Goal of the exercise: Quote the listing below in its entirety, omitting every image.

Records for this task:
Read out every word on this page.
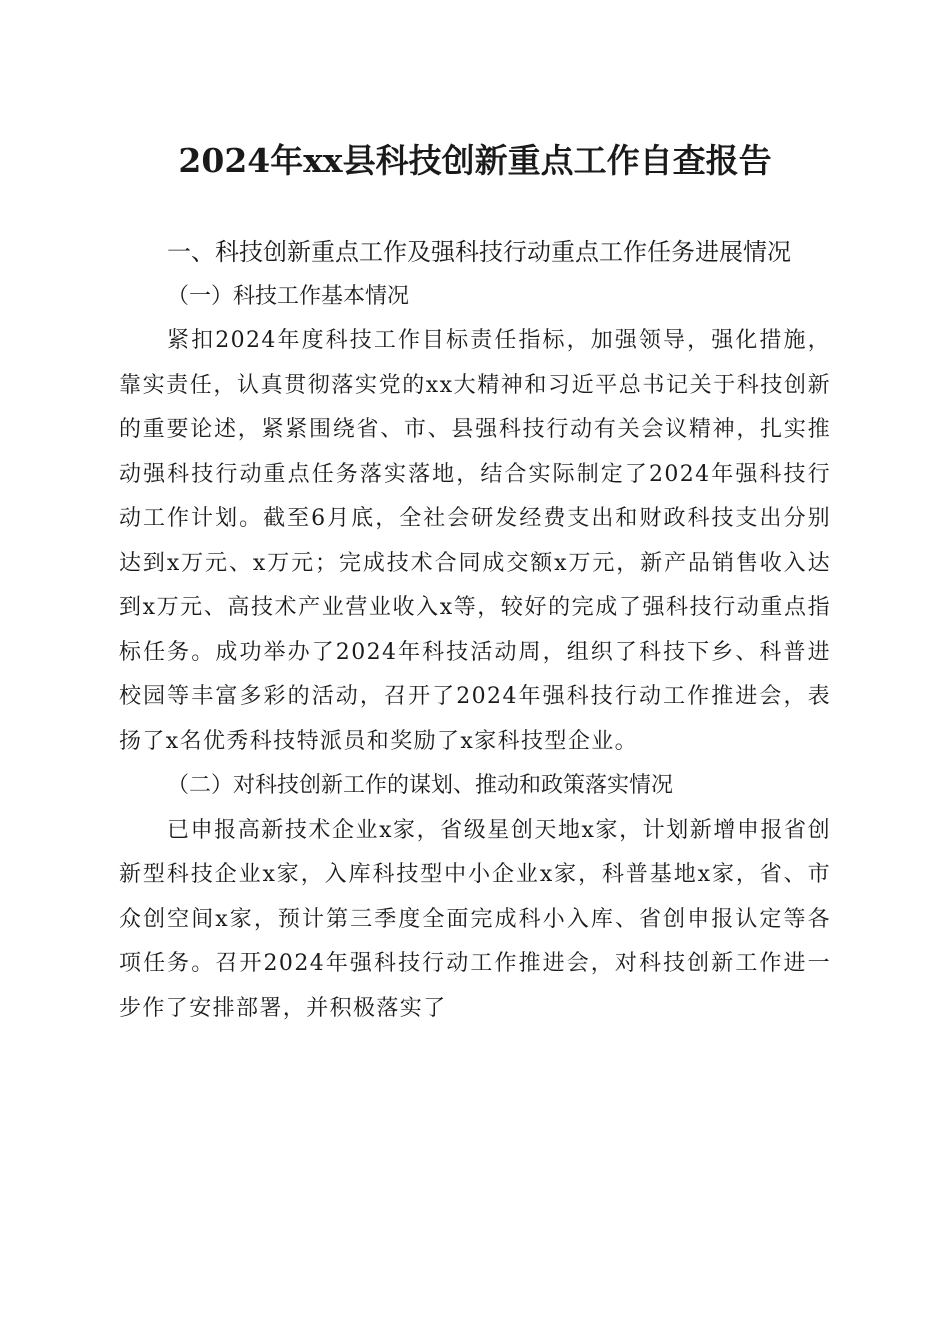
2024年xx县科技创新重点工作自查报告

一、科技创新重点工作及强科技行动重点工作任务进展情况

（一）科技工作基本情况

紧扣2024年度科技工作目标责任指标，加强领导，强化措施，靠实责任，认真贯彻落实党的xx大精神和习近平总书记关于科技创新的重要论述，紧紧围绕省、市、县强科技行动有关会议精神，扎实推动强科技行动重点任务落实落地，结合实际制定了2024年强科技行动工作计划。截至6月底，全社会研发经费支出和财政科技支出分别达到x万元、x万元；完成技术合同成交额x万元，新产品销售收入达到x万元、高技术产业营业收入x等，较好的完成了强科技行动重点指标任务。成功举办了2024年科技活动周，组织了科技下乡、科普进校园等丰富多彩的活动，召开了2024年强科技行动工作推进会，表扬了x名优秀科技特派员和奖励了x家科技型企业。

（二）对科技创新工作的谋划、推动和政策落实情况

已申报高新技术企业x家，省级星创天地x家，计划新增申报省创新型科技企业x家，入库科技型中小企业x家，科普基地x家，省、市众创空间x家，预计第三季度全面完成科小入库、省创申报认定等各项任务。召开2024年强科技行动工作推进会，对科技创新工作进一步作了安排部署，并积极落实了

Exercise output:
Read out every word on this page.
2024年xx县科技创新重点工作自查报告

一、科技创新重点工作及强科技行动重点工作任务进展情况

（一）科技工作基本情况

紧扣2024年度科技工作目标责任指标，加强领导，强化措施，靠实责任，认真贯彻落实党的xx大精神和习近平总书记关于科技创新的重要论述，紧紧围绕省、市、县强科技行动有关会议精神，扎实推动强科技行动重点任务落实落地，结合实际制定了2024年强科技行动工作计划。截至6月底，全社会研发经费支出和财政科技支出分别达到x万元、x万元；完成技术合同成交额x万元，新产品销售收入达到x万元、高技术产业营业收入x等，较好的完成了强科技行动重点指标任务。成功举办了2024年科技活动周，组织了科技下乡、科普进校园等丰富多彩的活动，召开了2024年强科技行动工作推进会，表扬了x名优秀科技特派员和奖励了x家科技型企业。

（二）对科技创新工作的谋划、推动和政策落实情况

已申报高新技术企业x家，省级星创天地x家，计划新增申报省创新型科技企业x家，入库科技型中小企业x家，科普基地x家，省、市众创空间x家，预计第三季度全面完成科小入库、省创申报认定等各项任务。召开2024年强科技行动工作推进会，对科技创新工作进一步作了安排部署，并积极落实了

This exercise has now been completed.